__Requirement__.
Gather from the listing below each line that includes the word "JSON", and copy it.

Collected data entries:
☆ ☆ ☆ ☆ ☆
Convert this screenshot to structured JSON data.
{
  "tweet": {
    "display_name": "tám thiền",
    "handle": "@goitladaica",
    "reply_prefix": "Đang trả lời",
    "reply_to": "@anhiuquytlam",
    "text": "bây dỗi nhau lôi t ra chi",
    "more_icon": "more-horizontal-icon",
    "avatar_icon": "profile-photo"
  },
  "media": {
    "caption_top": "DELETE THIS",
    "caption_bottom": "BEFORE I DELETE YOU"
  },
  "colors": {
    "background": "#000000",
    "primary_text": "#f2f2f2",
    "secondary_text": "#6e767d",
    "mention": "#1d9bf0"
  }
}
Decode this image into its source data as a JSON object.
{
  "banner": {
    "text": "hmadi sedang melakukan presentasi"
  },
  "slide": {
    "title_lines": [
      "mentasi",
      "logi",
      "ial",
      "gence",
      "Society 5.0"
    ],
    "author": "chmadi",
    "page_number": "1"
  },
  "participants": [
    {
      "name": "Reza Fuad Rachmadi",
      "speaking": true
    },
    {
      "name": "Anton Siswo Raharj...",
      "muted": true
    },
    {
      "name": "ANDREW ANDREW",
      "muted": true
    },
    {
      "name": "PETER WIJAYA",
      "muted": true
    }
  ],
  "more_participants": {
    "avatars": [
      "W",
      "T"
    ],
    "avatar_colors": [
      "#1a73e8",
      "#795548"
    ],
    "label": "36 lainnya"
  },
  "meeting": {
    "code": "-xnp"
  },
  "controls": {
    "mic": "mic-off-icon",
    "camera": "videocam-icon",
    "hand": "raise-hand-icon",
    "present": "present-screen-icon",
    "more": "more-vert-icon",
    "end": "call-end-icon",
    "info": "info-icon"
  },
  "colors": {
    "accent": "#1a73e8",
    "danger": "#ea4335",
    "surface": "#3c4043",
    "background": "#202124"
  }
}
☆ ☆ ☆ ☆ ☆
__Response below__.
Convert this screenshot to structured JSON data.
Decode this image into its source data as a JSON object.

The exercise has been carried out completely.